_The task_
Transcribe all of the records precisely as they are presented.
── Supplied data
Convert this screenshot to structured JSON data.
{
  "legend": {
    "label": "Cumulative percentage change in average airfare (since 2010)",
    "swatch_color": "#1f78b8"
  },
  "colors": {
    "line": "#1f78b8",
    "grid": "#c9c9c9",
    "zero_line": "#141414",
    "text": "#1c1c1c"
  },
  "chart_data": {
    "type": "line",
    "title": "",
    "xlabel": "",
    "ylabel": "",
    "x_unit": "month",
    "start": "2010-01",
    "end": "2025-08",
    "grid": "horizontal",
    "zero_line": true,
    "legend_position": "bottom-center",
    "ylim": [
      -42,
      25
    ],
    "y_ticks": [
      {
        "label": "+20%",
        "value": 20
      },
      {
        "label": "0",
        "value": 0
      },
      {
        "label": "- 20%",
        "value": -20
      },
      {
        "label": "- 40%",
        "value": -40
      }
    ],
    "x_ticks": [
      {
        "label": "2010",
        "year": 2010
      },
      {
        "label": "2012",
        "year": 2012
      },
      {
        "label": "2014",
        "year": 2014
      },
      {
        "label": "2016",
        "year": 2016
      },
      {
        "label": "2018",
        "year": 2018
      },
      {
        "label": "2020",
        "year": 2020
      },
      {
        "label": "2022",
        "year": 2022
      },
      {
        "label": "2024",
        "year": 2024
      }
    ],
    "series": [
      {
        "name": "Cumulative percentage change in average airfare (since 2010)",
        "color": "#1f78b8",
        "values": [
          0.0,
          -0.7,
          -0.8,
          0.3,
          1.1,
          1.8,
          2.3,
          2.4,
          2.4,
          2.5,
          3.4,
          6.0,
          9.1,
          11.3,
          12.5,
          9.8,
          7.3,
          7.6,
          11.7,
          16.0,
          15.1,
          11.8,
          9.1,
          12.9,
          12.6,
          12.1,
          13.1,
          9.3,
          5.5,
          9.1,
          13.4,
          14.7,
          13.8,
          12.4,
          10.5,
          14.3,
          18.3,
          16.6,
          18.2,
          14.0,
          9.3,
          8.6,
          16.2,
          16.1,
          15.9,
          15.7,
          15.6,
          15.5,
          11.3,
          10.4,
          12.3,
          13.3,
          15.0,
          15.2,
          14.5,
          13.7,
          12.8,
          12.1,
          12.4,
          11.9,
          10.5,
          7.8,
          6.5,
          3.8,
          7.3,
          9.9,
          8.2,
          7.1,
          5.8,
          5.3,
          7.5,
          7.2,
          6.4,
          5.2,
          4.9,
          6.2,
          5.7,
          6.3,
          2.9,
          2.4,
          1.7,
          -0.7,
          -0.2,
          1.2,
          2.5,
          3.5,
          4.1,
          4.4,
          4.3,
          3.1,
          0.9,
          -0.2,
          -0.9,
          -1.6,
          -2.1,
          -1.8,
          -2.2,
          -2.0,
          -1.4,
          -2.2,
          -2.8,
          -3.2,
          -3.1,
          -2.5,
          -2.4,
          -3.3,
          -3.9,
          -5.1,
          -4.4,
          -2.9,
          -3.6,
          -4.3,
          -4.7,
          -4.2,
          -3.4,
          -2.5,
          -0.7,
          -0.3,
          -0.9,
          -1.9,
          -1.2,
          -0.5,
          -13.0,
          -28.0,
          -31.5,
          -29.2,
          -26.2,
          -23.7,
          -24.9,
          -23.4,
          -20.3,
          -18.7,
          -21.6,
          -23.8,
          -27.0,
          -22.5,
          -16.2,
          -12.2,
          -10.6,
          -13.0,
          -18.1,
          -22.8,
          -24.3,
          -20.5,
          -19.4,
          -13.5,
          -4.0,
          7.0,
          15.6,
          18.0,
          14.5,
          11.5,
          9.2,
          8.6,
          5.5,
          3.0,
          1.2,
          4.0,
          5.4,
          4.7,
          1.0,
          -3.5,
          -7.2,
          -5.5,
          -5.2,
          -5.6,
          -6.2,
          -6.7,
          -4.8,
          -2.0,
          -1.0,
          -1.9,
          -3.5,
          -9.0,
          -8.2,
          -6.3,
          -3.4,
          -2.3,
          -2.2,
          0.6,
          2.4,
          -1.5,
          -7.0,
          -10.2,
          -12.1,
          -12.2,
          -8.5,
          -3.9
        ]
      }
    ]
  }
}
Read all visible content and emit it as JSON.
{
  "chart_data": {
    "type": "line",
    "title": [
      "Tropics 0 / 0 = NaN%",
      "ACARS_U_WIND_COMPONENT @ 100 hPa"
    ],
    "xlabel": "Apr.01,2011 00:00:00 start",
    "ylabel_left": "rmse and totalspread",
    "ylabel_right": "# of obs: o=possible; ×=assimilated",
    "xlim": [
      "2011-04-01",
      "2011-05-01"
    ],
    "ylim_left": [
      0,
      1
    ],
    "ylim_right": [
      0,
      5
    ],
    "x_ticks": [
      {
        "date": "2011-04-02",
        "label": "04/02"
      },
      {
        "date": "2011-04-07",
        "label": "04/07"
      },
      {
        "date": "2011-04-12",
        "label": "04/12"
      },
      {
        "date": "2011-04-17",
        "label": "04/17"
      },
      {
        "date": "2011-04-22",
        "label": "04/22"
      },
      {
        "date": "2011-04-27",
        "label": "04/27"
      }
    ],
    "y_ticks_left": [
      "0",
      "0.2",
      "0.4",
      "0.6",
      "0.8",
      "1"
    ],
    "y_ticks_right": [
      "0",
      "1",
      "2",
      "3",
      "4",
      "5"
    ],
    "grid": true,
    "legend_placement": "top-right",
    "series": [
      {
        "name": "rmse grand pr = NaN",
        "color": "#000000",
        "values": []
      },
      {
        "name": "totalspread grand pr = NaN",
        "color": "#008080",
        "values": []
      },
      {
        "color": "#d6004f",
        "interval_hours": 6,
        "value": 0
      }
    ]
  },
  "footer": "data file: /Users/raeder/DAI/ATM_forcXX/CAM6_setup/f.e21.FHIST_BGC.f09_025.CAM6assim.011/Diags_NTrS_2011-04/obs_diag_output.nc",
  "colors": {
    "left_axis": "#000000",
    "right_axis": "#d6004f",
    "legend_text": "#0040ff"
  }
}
────
_Correct answer_
Convert this screenshot to structured JSON data.
{
  "legend": {
    "label": "Cumulative percentage change in average airfare (since 2010)",
    "swatch_color": "#1f78b8"
  },
  "colors": {
    "line": "#1f78b8",
    "grid": "#c9c9c9",
    "zero_line": "#141414",
    "text": "#1c1c1c"
  },
  "chart_data": {
    "type": "line",
    "title": "",
    "xlabel": "",
    "ylabel": "",
    "x_unit": "month",
    "start": "2010-01",
    "end": "2025-08",
    "grid": "horizontal",
    "zero_line": true,
    "legend_position": "bottom-center",
    "ylim": [
      -42,
      25
    ],
    "y_ticks": [
      {
        "label": "+20%",
        "value": 20
      },
      {
        "label": "0",
        "value": 0
      },
      {
        "label": "- 20%",
        "value": -20
      },
      {
        "label": "- 40%",
        "value": -40
      }
    ],
    "x_ticks": [
      {
        "label": "2010",
        "year": 2010
      },
      {
        "label": "2012",
        "year": 2012
      },
      {
        "label": "2014",
        "year": 2014
      },
      {
        "label": "2016",
        "year": 2016
      },
      {
        "label": "2018",
        "year": 2018
      },
      {
        "label": "2020",
        "year": 2020
      },
      {
        "label": "2022",
        "year": 2022
      },
      {
        "label": "2024",
        "year": 2024
      }
    ],
    "series": [
      {
        "name": "Cumulative percentage change in average airfare (since 2010)",
        "color": "#1f78b8",
        "values": [
          0.0,
          -0.7,
          -0.8,
          0.3,
          1.1,
          1.8,
          2.3,
          2.4,
          2.4,
          2.5,
          3.4,
          6.0,
          9.1,
          11.3,
          12.5,
          9.8,
          7.3,
          7.6,
          11.7,
          16.0,
          15.1,
          11.8,
          9.1,
          12.9,
          12.6,
          12.1,
          13.1,
          9.3,
          5.5,
          9.1,
          13.4,
          14.7,
          13.8,
          12.4,
          10.5,
          14.3,
          18.3,
          16.6,
          18.2,
          14.0,
          9.3,
          8.6,
          16.2,
          16.1,
          15.9,
          15.7,
          15.6,
          15.5,
          11.3,
          10.4,
          12.3,
          13.3,
          15.0,
          15.2,
          14.5,
          13.7,
          12.8,
          12.1,
          12.4,
          11.9,
          10.5,
          7.8,
          6.5,
          3.8,
          7.3,
          9.9,
          8.2,
          7.1,
          5.8,
          5.3,
          7.5,
          7.2,
          6.4,
          5.2,
          4.9,
          6.2,
          5.7,
          6.3,
          2.9,
          2.4,
          1.7,
          -0.7,
          -0.2,
          1.2,
          2.5,
          3.5,
          4.1,
          4.4,
          4.3,
          3.1,
          0.9,
          -0.2,
          -0.9,
          -1.6,
          -2.1,
          -1.8,
          -2.2,
          -2.0,
          -1.4,
          -2.2,
          -2.8,
          -3.2,
          -3.1,
          -2.5,
          -2.4,
          -3.3,
          -3.9,
          -5.1,
          -4.4,
          -2.9,
          -3.6,
          -4.3,
          -4.7,
          -4.2,
          -3.4,
          -2.5,
          -0.7,
          -0.3,
          -0.9,
          -1.9,
          -1.2,
          -0.5,
          -13.0,
          -28.0,
          -31.5,
          -29.2,
          -26.2,
          -23.7,
          -24.9,
          -23.4,
          -20.3,
          -18.7,
          -21.6,
          -23.8,
          -27.0,
          -22.5,
          -16.2,
          -12.2,
          -10.6,
          -13.0,
          -18.1,
          -22.8,
          -24.3,
          -20.5,
          -19.4,
          -13.5,
          -4.0,
          7.0,
          15.6,
          18.0,
          14.5,
          11.5,
          9.2,
          8.6,
          5.5,
          3.0,
          1.2,
          4.0,
          5.4,
          4.7,
          1.0,
          -3.5,
          -7.2,
          -5.5,
          -5.2,
          -5.6,
          -6.2,
          -6.7,
          -4.8,
          -2.0,
          -1.0,
          -1.9,
          -3.5,
          -9.0,
          -8.2,
          -6.3,
          -3.4,
          -2.3,
          -2.2,
          0.6,
          2.4,
          -1.5,
          -7.0,
          -10.2,
          -12.1,
          -12.2,
          -8.5,
          -3.9
        ]
      }
    ]
  }
}
Read all visible content and emit it as JSON.
{
  "chart_data": {
    "type": "line",
    "title": [
      "Tropics 0 / 0 = NaN%",
      "ACARS_U_WIND_COMPONENT @ 100 hPa"
    ],
    "xlabel": "Apr.01,2011 00:00:00 start",
    "ylabel_left": "rmse and totalspread",
    "ylabel_right": "# of obs: o=possible; ×=assimilated",
    "xlim": [
      "2011-04-01",
      "2011-05-01"
    ],
    "ylim_left": [
      0,
      1
    ],
    "ylim_right": [
      0,
      5
    ],
    "x_ticks": [
      {
        "date": "2011-04-02",
        "label": "04/02"
      },
      {
        "date": "2011-04-07",
        "label": "04/07"
      },
      {
        "date": "2011-04-12",
        "label": "04/12"
      },
      {
        "date": "2011-04-17",
        "label": "04/17"
      },
      {
        "date": "2011-04-22",
        "label": "04/22"
      },
      {
        "date": "2011-04-27",
        "label": "04/27"
      }
    ],
    "y_ticks_left": [
      "0",
      "0.2",
      "0.4",
      "0.6",
      "0.8",
      "1"
    ],
    "y_ticks_right": [
      "0",
      "1",
      "2",
      "3",
      "4",
      "5"
    ],
    "grid": true,
    "legend_placement": "top-right",
    "series": [
      {
        "name": "rmse grand pr = NaN",
        "color": "#000000",
        "values": []
      },
      {
        "name": "totalspread grand pr = NaN",
        "color": "#008080",
        "values": []
      },
      {
        "color": "#d6004f",
        "interval_hours": 6,
        "value": 0
      }
    ]
  },
  "footer": "data file: /Users/raeder/DAI/ATM_forcXX/CAM6_setup/f.e21.FHIST_BGC.f09_025.CAM6assim.011/Diags_NTrS_2011-04/obs_diag_output.nc",
  "colors": {
    "left_axis": "#000000",
    "right_axis": "#d6004f",
    "legend_text": "#0040ff"
  }
}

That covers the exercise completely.